- _Your goal_
Can you write out all of the material below, word for word?

>> START Data for this exercise

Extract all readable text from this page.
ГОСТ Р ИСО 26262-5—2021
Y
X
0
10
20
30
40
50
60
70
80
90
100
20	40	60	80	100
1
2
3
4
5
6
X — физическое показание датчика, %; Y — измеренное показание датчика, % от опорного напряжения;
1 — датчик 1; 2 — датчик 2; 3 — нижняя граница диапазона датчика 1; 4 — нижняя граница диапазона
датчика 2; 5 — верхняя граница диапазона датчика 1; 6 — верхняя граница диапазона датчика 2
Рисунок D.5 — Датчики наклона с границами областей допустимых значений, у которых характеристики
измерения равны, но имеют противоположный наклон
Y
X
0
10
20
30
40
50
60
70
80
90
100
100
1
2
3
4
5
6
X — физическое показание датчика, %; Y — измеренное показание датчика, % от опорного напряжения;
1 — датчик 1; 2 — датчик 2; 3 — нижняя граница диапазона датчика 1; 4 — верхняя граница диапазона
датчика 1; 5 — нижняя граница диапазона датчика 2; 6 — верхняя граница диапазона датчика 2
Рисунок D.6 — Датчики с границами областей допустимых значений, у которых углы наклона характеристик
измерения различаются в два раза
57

>> END Data for this exercise

- _Solution to this exercise_
Extract all readable text from this page.
ГОСТ Р ИСО 26262-5—2021
Y
X
0
10
20
30
40
50
60
70
80
90
100
20	40	60	80	100
1
2
3
4
5
6
X — физическое показание датчика, %; Y — измеренное показание датчика, % от опорного напряжения;
1 — датчик 1; 2 — датчик 2; 3 — нижняя граница диапазона датчика 1; 4 — нижняя граница диапазона
датчика 2; 5 — верхняя граница диапазона датчика 1; 6 — верхняя граница диапазона датчика 2
Рисунок D.5 — Датчики наклона с границами областей допустимых значений, у которых характеристики
измерения равны, но имеют противоположный наклон
Y
X
0
10
20
30
40
50
60
70
80
90
100
100
1
2
3
4
5
6
X — физическое показание датчика, %; Y — измеренное показание датчика, % от опорного напряжения;
1 — датчик 1; 2 — датчик 2; 3 — нижняя граница диапазона датчика 1; 4 — верхняя граница диапазона
датчика 1; 5 — нижняя граница диапазона датчика 2; 6 — верхняя граница диапазона датчика 2
Рисунок D.6 — Датчики с границами областей допустимых значений, у которых углы наклона характеристик
измерения различаются в два раза
57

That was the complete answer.